Beginning at the line with "Read this page and output its text content.", output each line to the end of the listing below exactly, please.

-- Begin Information supplied --

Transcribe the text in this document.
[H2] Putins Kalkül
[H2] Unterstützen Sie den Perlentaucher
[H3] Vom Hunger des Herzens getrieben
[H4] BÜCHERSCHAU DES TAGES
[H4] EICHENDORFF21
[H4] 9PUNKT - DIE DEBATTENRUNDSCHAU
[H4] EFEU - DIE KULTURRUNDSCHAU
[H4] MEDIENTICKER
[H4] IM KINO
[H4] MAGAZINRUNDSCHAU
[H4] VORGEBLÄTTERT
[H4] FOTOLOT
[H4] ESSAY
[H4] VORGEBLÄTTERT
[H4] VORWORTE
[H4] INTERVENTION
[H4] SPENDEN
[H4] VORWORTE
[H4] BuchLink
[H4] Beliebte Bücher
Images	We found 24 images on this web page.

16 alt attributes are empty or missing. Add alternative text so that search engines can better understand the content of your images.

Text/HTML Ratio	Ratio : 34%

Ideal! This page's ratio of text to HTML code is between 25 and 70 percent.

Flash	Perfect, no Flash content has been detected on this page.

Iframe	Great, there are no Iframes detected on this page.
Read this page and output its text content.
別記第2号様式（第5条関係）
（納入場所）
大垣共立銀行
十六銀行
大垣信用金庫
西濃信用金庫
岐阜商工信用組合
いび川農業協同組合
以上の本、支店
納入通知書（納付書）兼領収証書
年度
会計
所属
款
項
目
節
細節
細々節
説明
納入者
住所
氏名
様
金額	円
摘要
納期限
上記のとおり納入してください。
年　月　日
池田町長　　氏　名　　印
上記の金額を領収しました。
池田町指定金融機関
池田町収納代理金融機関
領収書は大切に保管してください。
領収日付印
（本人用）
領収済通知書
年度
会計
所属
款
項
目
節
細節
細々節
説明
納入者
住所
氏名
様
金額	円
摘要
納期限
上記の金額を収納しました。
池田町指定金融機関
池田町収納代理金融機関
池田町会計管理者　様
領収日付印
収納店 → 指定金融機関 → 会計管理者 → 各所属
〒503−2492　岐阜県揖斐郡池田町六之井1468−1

-- End Information supplied --

● Answer to this problem
Read this page and output its text content.
別記第2号様式（第5条関係）
（納入場所）
大垣共立銀行
十六銀行
大垣信用金庫
西濃信用金庫
岐阜商工信用組合
いび川農業協同組合
以上の本、支店
納入通知書（納付書）兼領収証書
年度
会計
所属
款
項
目
節
細節
細々節
説明
納入者
住所
氏名
様
金額	円
摘要
納期限
上記のとおり納入してください。
年　月　日
池田町長　　氏　名　　印
上記の金額を領収しました。
池田町指定金融機関
池田町収納代理金融機関
領収書は大切に保管してください。
領収日付印
（本人用）
領収済通知書
年度
会計
所属
款
項
目
節
細節
細々節
説明
納入者
住所
氏名
様
金額	円
摘要
納期限
上記の金額を収納しました。
池田町指定金融機関
池田町収納代理金融機関
池田町会計管理者　様
領収日付印
収納店 → 指定金融機関 → 会計管理者 → 各所属
〒503−2492　岐阜県揖斐郡池田町六之井1468−1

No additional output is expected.